Written instruction:
Return every record verbatim.

Given data:

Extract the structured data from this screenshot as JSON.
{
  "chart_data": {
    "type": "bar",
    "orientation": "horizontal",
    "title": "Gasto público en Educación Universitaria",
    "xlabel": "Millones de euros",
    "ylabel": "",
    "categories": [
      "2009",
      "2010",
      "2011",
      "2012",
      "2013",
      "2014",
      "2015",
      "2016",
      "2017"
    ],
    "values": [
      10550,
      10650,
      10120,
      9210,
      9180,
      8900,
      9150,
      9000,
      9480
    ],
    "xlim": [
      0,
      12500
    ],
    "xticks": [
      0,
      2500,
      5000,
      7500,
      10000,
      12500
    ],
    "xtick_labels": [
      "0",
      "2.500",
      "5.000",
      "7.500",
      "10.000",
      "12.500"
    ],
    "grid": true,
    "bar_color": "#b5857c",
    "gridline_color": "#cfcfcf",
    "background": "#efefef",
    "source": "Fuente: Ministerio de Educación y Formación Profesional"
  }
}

Expected output:
Extract the structured data from this screenshot as JSON.
{
  "chart_data": {
    "type": "bar",
    "orientation": "horizontal",
    "title": "Gasto público en Educación Universitaria",
    "xlabel": "Millones de euros",
    "ylabel": "",
    "categories": [
      "2009",
      "2010",
      "2011",
      "2012",
      "2013",
      "2014",
      "2015",
      "2016",
      "2017"
    ],
    "values": [
      10550,
      10650,
      10120,
      9210,
      9180,
      8900,
      9150,
      9000,
      9480
    ],
    "xlim": [
      0,
      12500
    ],
    "xticks": [
      0,
      2500,
      5000,
      7500,
      10000,
      12500
    ],
    "xtick_labels": [
      "0",
      "2.500",
      "5.000",
      "7.500",
      "10.000",
      "12.500"
    ],
    "grid": true,
    "bar_color": "#b5857c",
    "gridline_color": "#cfcfcf",
    "background": "#efefef",
    "source": "Fuente: Ministerio de Educación y Formación Profesional"
  }
}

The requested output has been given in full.